- Task instructions -
Only the pictures stay out; every record is to be quoted exactly.

- Provided material -
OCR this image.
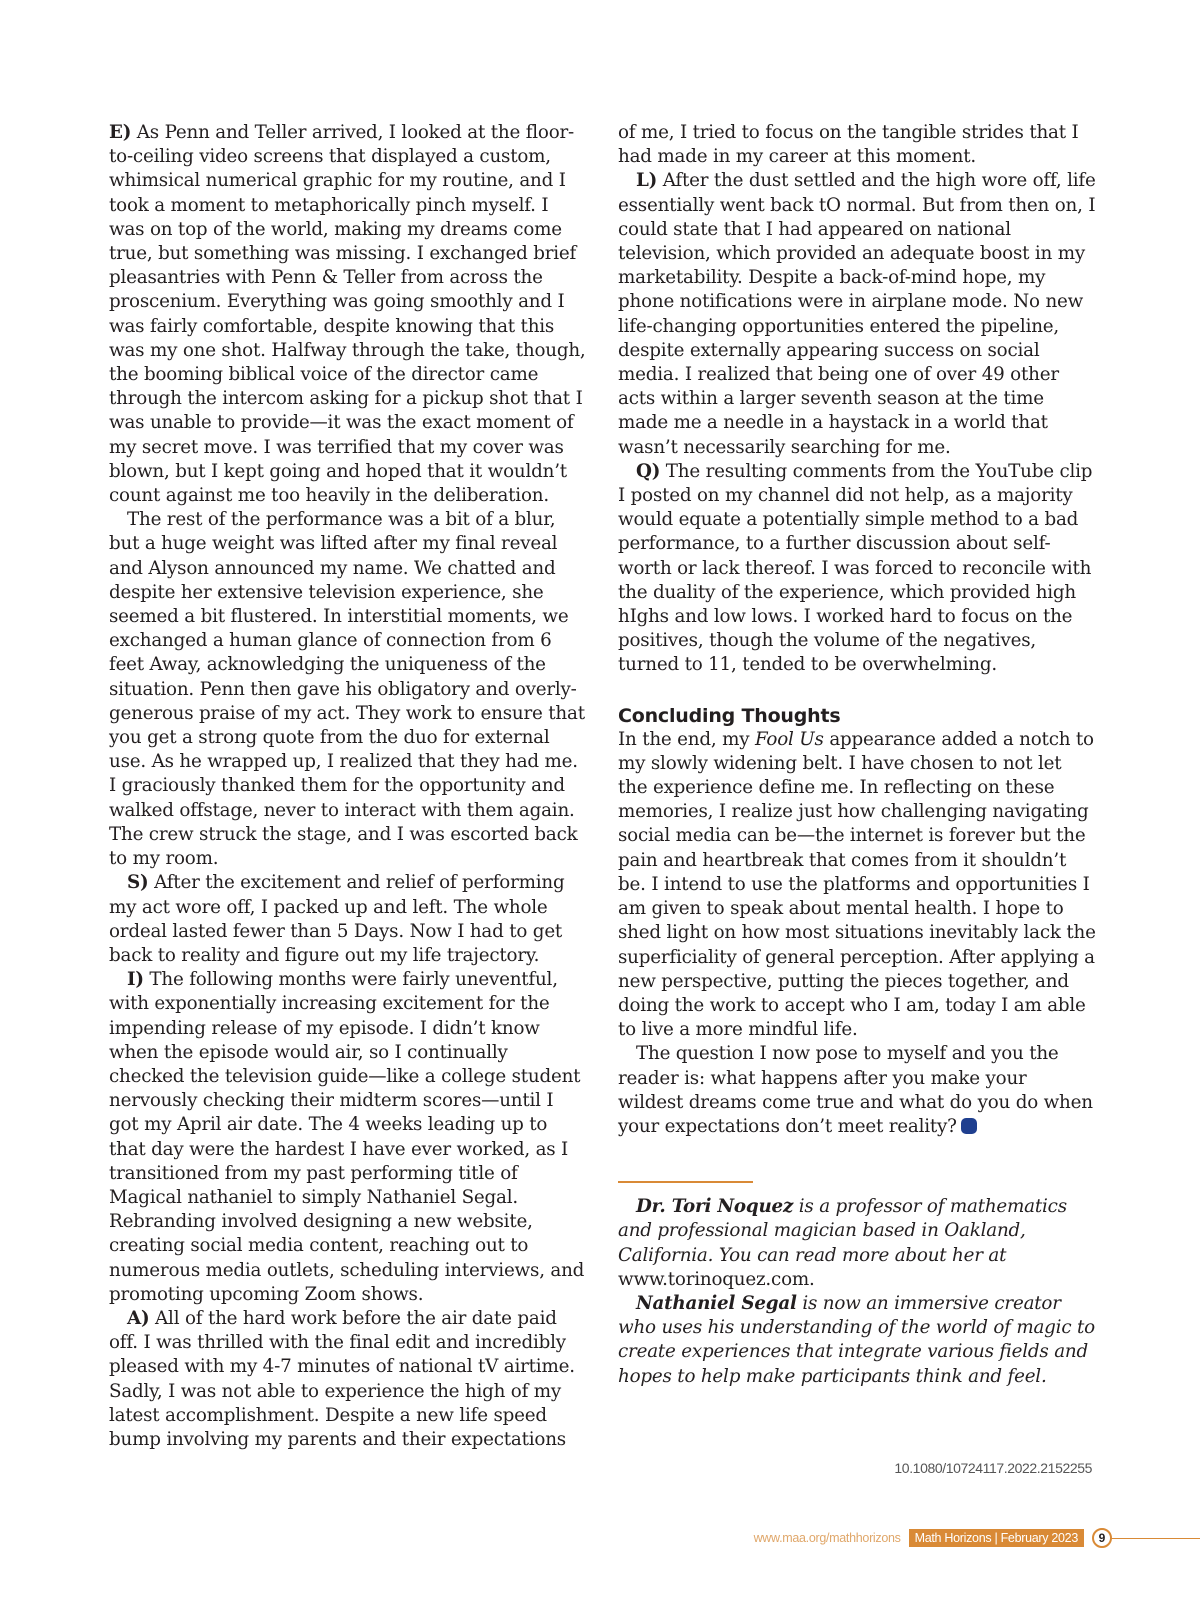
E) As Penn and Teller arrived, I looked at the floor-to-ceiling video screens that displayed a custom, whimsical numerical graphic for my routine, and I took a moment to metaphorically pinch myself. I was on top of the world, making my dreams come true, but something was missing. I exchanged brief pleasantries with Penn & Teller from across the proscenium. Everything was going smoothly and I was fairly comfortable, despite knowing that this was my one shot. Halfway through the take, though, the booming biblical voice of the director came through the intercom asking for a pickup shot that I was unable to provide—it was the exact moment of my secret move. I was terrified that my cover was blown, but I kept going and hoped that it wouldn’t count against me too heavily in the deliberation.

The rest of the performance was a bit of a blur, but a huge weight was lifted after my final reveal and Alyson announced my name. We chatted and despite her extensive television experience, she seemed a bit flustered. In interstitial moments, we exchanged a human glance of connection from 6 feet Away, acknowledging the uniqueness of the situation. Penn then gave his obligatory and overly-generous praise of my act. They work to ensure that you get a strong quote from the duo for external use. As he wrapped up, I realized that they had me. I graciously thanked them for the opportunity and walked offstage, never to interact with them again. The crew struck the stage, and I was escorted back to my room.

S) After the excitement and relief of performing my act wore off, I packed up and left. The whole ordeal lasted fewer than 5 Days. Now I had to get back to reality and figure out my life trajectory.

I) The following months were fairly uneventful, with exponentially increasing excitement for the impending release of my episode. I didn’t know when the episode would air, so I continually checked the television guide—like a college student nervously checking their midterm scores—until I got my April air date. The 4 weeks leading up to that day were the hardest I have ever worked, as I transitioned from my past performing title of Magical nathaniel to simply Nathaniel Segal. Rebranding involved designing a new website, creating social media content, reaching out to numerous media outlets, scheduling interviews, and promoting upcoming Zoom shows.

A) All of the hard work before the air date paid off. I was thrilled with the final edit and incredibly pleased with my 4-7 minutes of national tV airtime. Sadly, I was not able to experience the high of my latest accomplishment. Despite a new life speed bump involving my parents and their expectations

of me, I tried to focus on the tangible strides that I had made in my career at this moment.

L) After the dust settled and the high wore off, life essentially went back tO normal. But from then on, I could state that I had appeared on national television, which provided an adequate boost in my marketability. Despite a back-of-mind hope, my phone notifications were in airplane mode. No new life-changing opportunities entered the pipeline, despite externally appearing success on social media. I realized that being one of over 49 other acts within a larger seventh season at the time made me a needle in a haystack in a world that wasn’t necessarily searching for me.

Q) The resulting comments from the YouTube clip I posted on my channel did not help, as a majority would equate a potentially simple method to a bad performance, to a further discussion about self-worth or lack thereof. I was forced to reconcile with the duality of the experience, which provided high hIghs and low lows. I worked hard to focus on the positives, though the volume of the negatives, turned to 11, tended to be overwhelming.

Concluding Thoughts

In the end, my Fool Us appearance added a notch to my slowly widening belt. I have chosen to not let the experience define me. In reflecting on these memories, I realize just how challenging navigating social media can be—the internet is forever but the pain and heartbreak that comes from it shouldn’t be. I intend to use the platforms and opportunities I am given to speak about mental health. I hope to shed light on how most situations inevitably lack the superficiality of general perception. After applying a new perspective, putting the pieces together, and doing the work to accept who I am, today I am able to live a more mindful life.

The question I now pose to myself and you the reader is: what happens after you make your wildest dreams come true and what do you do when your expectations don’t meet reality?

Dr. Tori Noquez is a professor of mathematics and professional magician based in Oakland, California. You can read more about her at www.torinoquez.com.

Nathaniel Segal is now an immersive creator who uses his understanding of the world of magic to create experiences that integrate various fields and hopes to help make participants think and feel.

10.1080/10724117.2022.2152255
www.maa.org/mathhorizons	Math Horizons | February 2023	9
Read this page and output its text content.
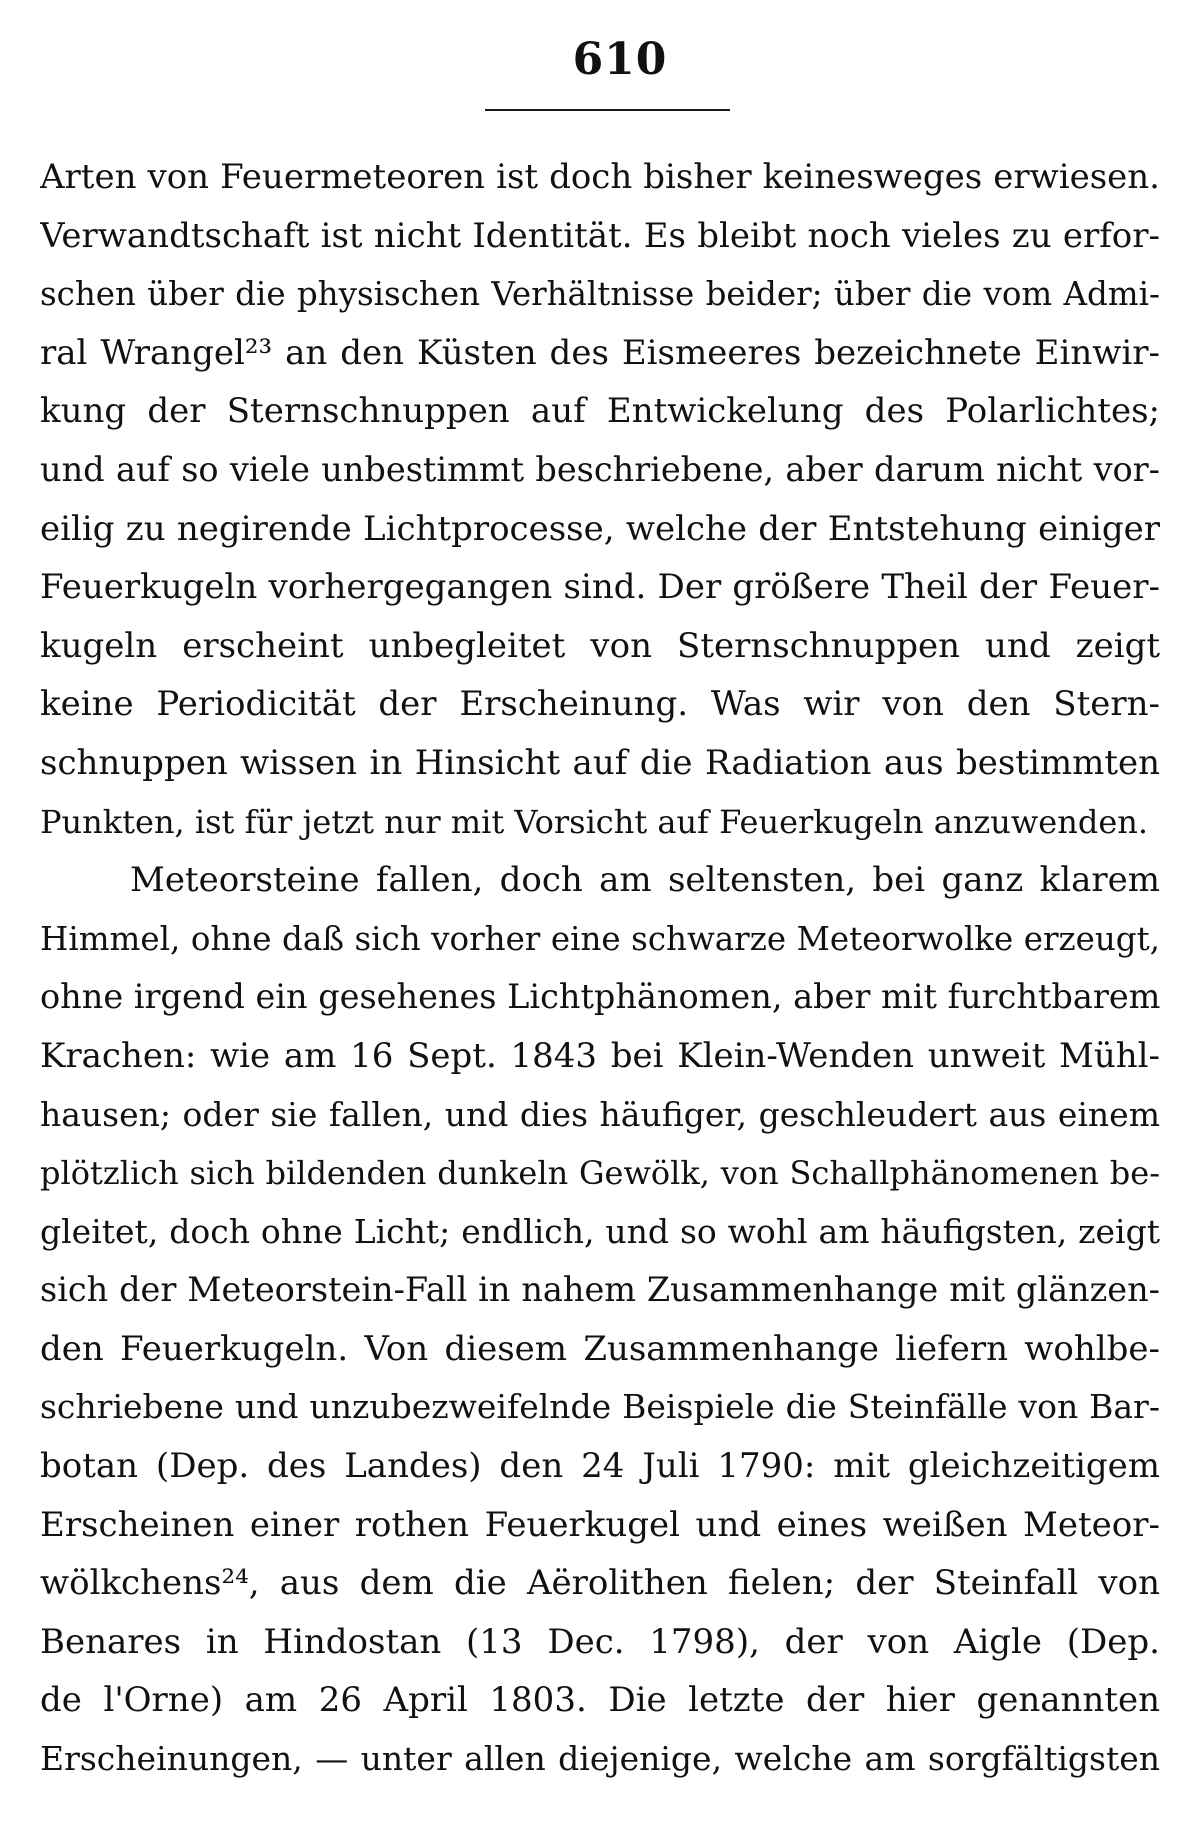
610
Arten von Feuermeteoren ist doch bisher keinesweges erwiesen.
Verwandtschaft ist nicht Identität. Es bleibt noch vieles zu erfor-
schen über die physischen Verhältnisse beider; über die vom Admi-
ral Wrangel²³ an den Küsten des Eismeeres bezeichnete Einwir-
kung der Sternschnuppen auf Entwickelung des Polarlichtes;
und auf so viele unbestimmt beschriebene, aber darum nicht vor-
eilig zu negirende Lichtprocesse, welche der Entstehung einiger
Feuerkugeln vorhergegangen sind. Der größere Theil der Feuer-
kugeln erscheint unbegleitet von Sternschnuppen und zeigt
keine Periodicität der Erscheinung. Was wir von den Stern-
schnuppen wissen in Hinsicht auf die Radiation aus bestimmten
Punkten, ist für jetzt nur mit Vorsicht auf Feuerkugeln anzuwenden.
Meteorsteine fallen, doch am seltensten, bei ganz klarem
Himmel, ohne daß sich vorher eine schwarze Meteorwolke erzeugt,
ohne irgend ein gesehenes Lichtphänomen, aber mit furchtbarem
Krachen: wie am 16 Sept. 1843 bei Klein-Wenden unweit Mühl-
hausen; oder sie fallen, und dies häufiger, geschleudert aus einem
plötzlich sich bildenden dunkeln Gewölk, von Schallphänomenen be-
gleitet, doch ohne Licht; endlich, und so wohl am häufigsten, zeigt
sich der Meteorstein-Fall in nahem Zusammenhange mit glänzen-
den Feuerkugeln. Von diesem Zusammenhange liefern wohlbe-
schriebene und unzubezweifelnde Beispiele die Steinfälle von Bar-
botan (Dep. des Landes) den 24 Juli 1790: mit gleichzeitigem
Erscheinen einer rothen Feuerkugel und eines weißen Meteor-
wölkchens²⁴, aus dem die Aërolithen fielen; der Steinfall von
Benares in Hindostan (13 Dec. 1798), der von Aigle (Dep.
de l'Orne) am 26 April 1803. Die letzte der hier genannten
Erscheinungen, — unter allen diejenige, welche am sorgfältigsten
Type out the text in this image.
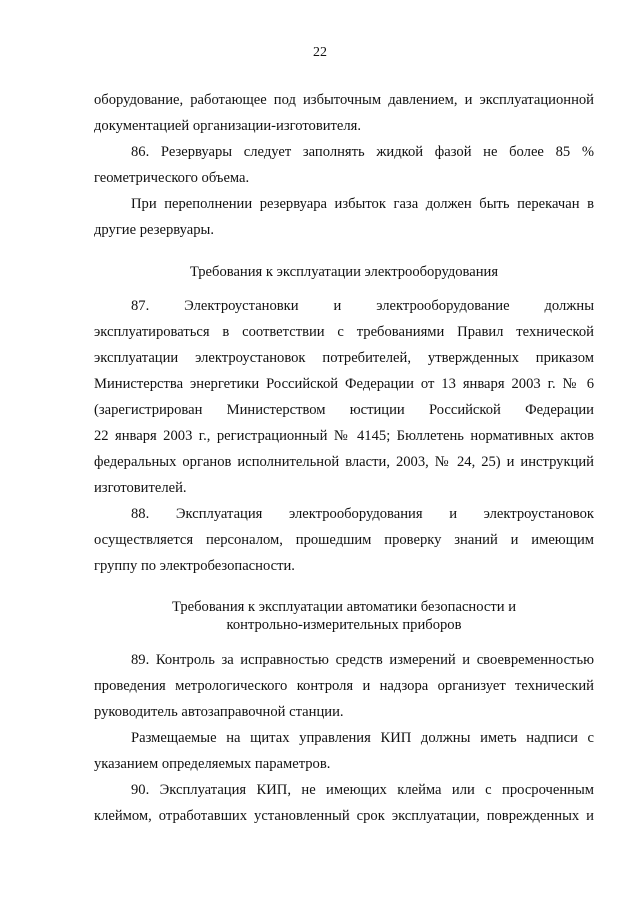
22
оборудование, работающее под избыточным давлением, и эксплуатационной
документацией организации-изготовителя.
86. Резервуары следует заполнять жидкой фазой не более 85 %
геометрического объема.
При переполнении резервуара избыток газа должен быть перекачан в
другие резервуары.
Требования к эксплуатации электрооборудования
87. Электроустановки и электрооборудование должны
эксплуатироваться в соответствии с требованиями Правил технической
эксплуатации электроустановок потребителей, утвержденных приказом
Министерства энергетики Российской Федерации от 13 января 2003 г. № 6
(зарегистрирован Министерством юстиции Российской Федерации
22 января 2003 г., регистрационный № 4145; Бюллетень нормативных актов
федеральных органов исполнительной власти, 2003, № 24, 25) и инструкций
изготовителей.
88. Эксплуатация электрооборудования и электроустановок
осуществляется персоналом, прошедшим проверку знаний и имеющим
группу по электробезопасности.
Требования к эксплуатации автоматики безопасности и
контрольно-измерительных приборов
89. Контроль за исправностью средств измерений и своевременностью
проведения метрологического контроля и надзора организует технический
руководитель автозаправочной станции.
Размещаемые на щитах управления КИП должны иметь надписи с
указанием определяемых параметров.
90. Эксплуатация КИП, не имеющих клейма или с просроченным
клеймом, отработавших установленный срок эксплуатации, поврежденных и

- Exercise solution -
OCR this image.
E) As Penn and Teller arrived, I looked at the floor-to-ceiling video screens that displayed a custom, whimsical numerical graphic for my routine, and I took a moment to metaphorically pinch myself. I was on top of the world, making my dreams come true, but something was missing. I exchanged brief pleasantries with Penn & Teller from across the proscenium. Everything was going smoothly and I was fairly comfortable, despite knowing that this was my one shot. Halfway through the take, though, the booming biblical voice of the director came through the intercom asking for a pickup shot that I was unable to provide—it was the exact moment of my secret move. I was terrified that my cover was blown, but I kept going and hoped that it wouldn’t count against me too heavily in the deliberation.

The rest of the performance was a bit of a blur, but a huge weight was lifted after my final reveal and Alyson announced my name. We chatted and despite her extensive television experience, she seemed a bit flustered. In interstitial moments, we exchanged a human glance of connection from 6 feet Away, acknowledging the uniqueness of the situation. Penn then gave his obligatory and overly-generous praise of my act. They work to ensure that you get a strong quote from the duo for external use. As he wrapped up, I realized that they had me. I graciously thanked them for the opportunity and walked offstage, never to interact with them again. The crew struck the stage, and I was escorted back to my room.

S) After the excitement and relief of performing my act wore off, I packed up and left. The whole ordeal lasted fewer than 5 Days. Now I had to get back to reality and figure out my life trajectory.

I) The following months were fairly uneventful, with exponentially increasing excitement for the impending release of my episode. I didn’t know when the episode would air, so I continually checked the television guide—like a college student nervously checking their midterm scores—until I got my April air date. The 4 weeks leading up to that day were the hardest I have ever worked, as I transitioned from my past performing title of Magical nathaniel to simply Nathaniel Segal. Rebranding involved designing a new website, creating social media content, reaching out to numerous media outlets, scheduling interviews, and promoting upcoming Zoom shows.

A) All of the hard work before the air date paid off. I was thrilled with the final edit and incredibly pleased with my 4-7 minutes of national tV airtime. Sadly, I was not able to experience the high of my latest accomplishment. Despite a new life speed bump involving my parents and their expectations

of me, I tried to focus on the tangible strides that I had made in my career at this moment.

L) After the dust settled and the high wore off, life essentially went back tO normal. But from then on, I could state that I had appeared on national television, which provided an adequate boost in my marketability. Despite a back-of-mind hope, my phone notifications were in airplane mode. No new life-changing opportunities entered the pipeline, despite externally appearing success on social media. I realized that being one of over 49 other acts within a larger seventh season at the time made me a needle in a haystack in a world that wasn’t necessarily searching for me.

Q) The resulting comments from the YouTube clip I posted on my channel did not help, as a majority would equate a potentially simple method to a bad performance, to a further discussion about self-worth or lack thereof. I was forced to reconcile with the duality of the experience, which provided high hIghs and low lows. I worked hard to focus on the positives, though the volume of the negatives, turned to 11, tended to be overwhelming.

Concluding Thoughts

In the end, my Fool Us appearance added a notch to my slowly widening belt. I have chosen to not let the experience define me. In reflecting on these memories, I realize just how challenging navigating social media can be—the internet is forever but the pain and heartbreak that comes from it shouldn’t be. I intend to use the platforms and opportunities I am given to speak about mental health. I hope to shed light on how most situations inevitably lack the superficiality of general perception. After applying a new perspective, putting the pieces together, and doing the work to accept who I am, today I am able to live a more mindful life.

The question I now pose to myself and you the reader is: what happens after you make your wildest dreams come true and what do you do when your expectations don’t meet reality?

Dr. Tori Noquez is a professor of mathematics and professional magician based in Oakland, California. You can read more about her at www.torinoquez.com.

Nathaniel Segal is now an immersive creator who uses his understanding of the world of magic to create experiences that integrate various fields and hopes to help make participants think and feel.

10.1080/10724117.2022.2152255
www.maa.org/mathhorizons	Math Horizons | February 2023	9
Read this page and output its text content.
610
Arten von Feuermeteoren ist doch bisher keinesweges erwiesen.
Verwandtschaft ist nicht Identität. Es bleibt noch vieles zu erfor-
schen über die physischen Verhältnisse beider; über die vom Admi-
ral Wrangel²³ an den Küsten des Eismeeres bezeichnete Einwir-
kung der Sternschnuppen auf Entwickelung des Polarlichtes;
und auf so viele unbestimmt beschriebene, aber darum nicht vor-
eilig zu negirende Lichtprocesse, welche der Entstehung einiger
Feuerkugeln vorhergegangen sind. Der größere Theil der Feuer-
kugeln erscheint unbegleitet von Sternschnuppen und zeigt
keine Periodicität der Erscheinung. Was wir von den Stern-
schnuppen wissen in Hinsicht auf die Radiation aus bestimmten
Punkten, ist für jetzt nur mit Vorsicht auf Feuerkugeln anzuwenden.
Meteorsteine fallen, doch am seltensten, bei ganz klarem
Himmel, ohne daß sich vorher eine schwarze Meteorwolke erzeugt,
ohne irgend ein gesehenes Lichtphänomen, aber mit furchtbarem
Krachen: wie am 16 Sept. 1843 bei Klein-Wenden unweit Mühl-
hausen; oder sie fallen, und dies häufiger, geschleudert aus einem
plötzlich sich bildenden dunkeln Gewölk, von Schallphänomenen be-
gleitet, doch ohne Licht; endlich, und so wohl am häufigsten, zeigt
sich der Meteorstein-Fall in nahem Zusammenhange mit glänzen-
den Feuerkugeln. Von diesem Zusammenhange liefern wohlbe-
schriebene und unzubezweifelnde Beispiele die Steinfälle von Bar-
botan (Dep. des Landes) den 24 Juli 1790: mit gleichzeitigem
Erscheinen einer rothen Feuerkugel und eines weißen Meteor-
wölkchens²⁴, aus dem die Aërolithen fielen; der Steinfall von
Benares in Hindostan (13 Dec. 1798), der von Aigle (Dep.
de l'Orne) am 26 April 1803. Die letzte der hier genannten
Erscheinungen, — unter allen diejenige, welche am sorgfältigsten
Type out the text in this image.
22
оборудование, работающее под избыточным давлением, и эксплуатационной
документацией организации-изготовителя.
86. Резервуары следует заполнять жидкой фазой не более 85 %
геометрического объема.
При переполнении резервуара избыток газа должен быть перекачан в
другие резервуары.
Требования к эксплуатации электрооборудования
87. Электроустановки и электрооборудование должны
эксплуатироваться в соответствии с требованиями Правил технической
эксплуатации электроустановок потребителей, утвержденных приказом
Министерства энергетики Российской Федерации от 13 января 2003 г. № 6
(зарегистрирован Министерством юстиции Российской Федерации
22 января 2003 г., регистрационный № 4145; Бюллетень нормативных актов
федеральных органов исполнительной власти, 2003, № 24, 25) и инструкций
изготовителей.
88. Эксплуатация электрооборудования и электроустановок
осуществляется персоналом, прошедшим проверку знаний и имеющим
группу по электробезопасности.
Требования к эксплуатации автоматики безопасности и
контрольно-измерительных приборов
89. Контроль за исправностью средств измерений и своевременностью
проведения метрологического контроля и надзора организует технический
руководитель автозаправочной станции.
Размещаемые на щитах управления КИП должны иметь надписи с
указанием определяемых параметров.
90. Эксплуатация КИП, не имеющих клейма или с просроченным
клеймом, отработавших установленный срок эксплуатации, поврежденных и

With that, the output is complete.